=== What you have to do ===
Are you able to quote each entry exactly as written?

=== Records from a collection ===
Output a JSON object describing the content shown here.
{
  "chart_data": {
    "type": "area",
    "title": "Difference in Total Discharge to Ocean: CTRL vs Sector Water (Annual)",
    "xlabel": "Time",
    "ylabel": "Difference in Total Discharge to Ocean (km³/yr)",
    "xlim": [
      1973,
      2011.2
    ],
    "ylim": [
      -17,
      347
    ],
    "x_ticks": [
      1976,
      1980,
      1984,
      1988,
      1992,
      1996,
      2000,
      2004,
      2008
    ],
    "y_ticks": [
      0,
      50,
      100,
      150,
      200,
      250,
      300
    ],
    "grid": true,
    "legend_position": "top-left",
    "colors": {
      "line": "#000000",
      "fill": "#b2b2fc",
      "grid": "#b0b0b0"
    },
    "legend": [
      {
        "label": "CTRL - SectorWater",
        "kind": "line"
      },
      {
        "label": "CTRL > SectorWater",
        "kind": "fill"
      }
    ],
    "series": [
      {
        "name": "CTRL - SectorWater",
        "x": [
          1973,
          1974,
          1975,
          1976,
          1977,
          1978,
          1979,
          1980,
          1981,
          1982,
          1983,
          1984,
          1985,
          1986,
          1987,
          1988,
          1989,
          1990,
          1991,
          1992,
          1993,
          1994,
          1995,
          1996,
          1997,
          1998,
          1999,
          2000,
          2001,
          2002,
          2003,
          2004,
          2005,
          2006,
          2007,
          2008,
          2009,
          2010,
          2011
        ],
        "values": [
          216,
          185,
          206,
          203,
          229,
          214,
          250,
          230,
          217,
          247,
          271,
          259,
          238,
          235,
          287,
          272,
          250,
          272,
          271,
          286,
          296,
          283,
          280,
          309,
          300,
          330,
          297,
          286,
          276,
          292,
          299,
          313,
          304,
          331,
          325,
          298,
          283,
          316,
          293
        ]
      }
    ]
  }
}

=== Result below ===
Output a JSON object describing the content shown here.
{
  "chart_data": {
    "type": "area",
    "title": "Difference in Total Discharge to Ocean: CTRL vs Sector Water (Annual)",
    "xlabel": "Time",
    "ylabel": "Difference in Total Discharge to Ocean (km³/yr)",
    "xlim": [
      1973,
      2011.2
    ],
    "ylim": [
      -17,
      347
    ],
    "x_ticks": [
      1976,
      1980,
      1984,
      1988,
      1992,
      1996,
      2000,
      2004,
      2008
    ],
    "y_ticks": [
      0,
      50,
      100,
      150,
      200,
      250,
      300
    ],
    "grid": true,
    "legend_position": "top-left",
    "colors": {
      "line": "#000000",
      "fill": "#b2b2fc",
      "grid": "#b0b0b0"
    },
    "legend": [
      {
        "label": "CTRL - SectorWater",
        "kind": "line"
      },
      {
        "label": "CTRL > SectorWater",
        "kind": "fill"
      }
    ],
    "series": [
      {
        "name": "CTRL - SectorWater",
        "x": [
          1973,
          1974,
          1975,
          1976,
          1977,
          1978,
          1979,
          1980,
          1981,
          1982,
          1983,
          1984,
          1985,
          1986,
          1987,
          1988,
          1989,
          1990,
          1991,
          1992,
          1993,
          1994,
          1995,
          1996,
          1997,
          1998,
          1999,
          2000,
          2001,
          2002,
          2003,
          2004,
          2005,
          2006,
          2007,
          2008,
          2009,
          2010,
          2011
        ],
        "values": [
          216,
          185,
          206,
          203,
          229,
          214,
          250,
          230,
          217,
          247,
          271,
          259,
          238,
          235,
          287,
          272,
          250,
          272,
          271,
          286,
          296,
          283,
          280,
          309,
          300,
          330,
          297,
          286,
          276,
          292,
          299,
          313,
          304,
          331,
          325,
          298,
          283,
          316,
          293
        ]
      }
    ]
  }
}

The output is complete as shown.